▶ _Directions for this task_
Work out how many lines of the listing hold the string "JSON", then answer with that number and nothing else.

▶ _Figure dataset records_

────────

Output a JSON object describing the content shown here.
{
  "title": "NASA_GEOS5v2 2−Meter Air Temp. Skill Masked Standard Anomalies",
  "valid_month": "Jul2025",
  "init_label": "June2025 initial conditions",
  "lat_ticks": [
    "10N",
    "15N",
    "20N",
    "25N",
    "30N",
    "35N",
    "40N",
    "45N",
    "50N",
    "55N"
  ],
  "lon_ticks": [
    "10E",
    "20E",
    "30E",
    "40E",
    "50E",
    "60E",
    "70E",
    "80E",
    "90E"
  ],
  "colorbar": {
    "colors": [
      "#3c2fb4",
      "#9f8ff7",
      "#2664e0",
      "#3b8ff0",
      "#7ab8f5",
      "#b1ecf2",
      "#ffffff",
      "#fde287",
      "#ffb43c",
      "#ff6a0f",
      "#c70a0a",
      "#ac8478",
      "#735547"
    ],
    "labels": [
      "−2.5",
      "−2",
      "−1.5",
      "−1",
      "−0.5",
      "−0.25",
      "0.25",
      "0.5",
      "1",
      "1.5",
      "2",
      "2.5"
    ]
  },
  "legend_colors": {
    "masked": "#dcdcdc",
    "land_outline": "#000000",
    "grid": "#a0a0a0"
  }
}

────────

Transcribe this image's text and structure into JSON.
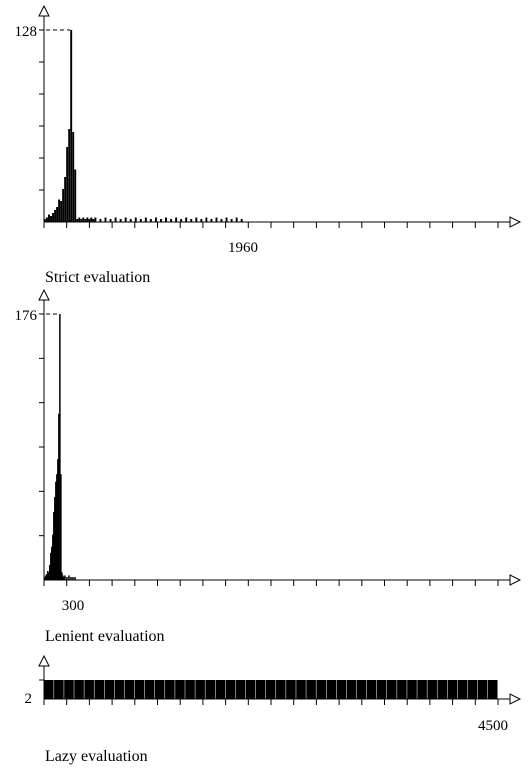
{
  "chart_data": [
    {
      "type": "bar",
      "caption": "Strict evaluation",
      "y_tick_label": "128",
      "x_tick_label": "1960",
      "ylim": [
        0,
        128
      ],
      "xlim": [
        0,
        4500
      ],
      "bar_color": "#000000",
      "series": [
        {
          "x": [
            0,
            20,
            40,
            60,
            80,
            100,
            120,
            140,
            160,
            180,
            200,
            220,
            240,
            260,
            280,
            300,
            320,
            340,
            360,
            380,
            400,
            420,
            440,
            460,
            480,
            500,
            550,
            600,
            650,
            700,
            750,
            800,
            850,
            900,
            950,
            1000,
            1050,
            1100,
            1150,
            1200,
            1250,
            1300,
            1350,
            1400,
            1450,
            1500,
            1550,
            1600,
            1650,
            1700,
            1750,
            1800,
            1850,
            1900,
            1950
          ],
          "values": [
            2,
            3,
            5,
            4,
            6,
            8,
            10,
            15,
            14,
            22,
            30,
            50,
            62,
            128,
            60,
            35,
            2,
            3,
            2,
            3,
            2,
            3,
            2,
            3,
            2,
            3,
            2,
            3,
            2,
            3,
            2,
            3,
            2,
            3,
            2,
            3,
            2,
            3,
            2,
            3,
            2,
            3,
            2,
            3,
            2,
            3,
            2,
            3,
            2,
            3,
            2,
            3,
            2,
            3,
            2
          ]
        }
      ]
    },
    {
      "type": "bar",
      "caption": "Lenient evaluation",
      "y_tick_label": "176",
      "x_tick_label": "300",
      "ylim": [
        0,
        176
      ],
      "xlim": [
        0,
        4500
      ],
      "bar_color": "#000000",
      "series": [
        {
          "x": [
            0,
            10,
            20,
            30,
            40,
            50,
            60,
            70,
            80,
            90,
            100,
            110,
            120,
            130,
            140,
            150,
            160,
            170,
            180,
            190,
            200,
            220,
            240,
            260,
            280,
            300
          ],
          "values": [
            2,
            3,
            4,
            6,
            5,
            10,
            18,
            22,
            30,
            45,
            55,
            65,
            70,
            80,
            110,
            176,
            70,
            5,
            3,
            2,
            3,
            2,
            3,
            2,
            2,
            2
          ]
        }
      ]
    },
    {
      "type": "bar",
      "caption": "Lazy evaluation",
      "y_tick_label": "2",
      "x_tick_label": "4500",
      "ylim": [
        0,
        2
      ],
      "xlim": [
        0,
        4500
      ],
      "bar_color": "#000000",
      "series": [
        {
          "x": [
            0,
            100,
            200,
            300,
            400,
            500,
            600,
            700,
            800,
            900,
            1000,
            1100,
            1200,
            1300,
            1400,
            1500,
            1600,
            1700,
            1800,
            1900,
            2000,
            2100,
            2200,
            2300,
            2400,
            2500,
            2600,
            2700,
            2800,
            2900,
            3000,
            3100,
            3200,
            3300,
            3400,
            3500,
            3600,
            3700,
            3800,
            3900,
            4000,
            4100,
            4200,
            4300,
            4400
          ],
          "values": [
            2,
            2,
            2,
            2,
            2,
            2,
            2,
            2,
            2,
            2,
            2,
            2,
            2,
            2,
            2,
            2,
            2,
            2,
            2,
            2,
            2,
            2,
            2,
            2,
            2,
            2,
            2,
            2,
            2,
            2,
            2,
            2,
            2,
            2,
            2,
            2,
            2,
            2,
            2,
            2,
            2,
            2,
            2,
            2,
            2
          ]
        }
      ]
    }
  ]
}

────────

▶ _Exercise response_
2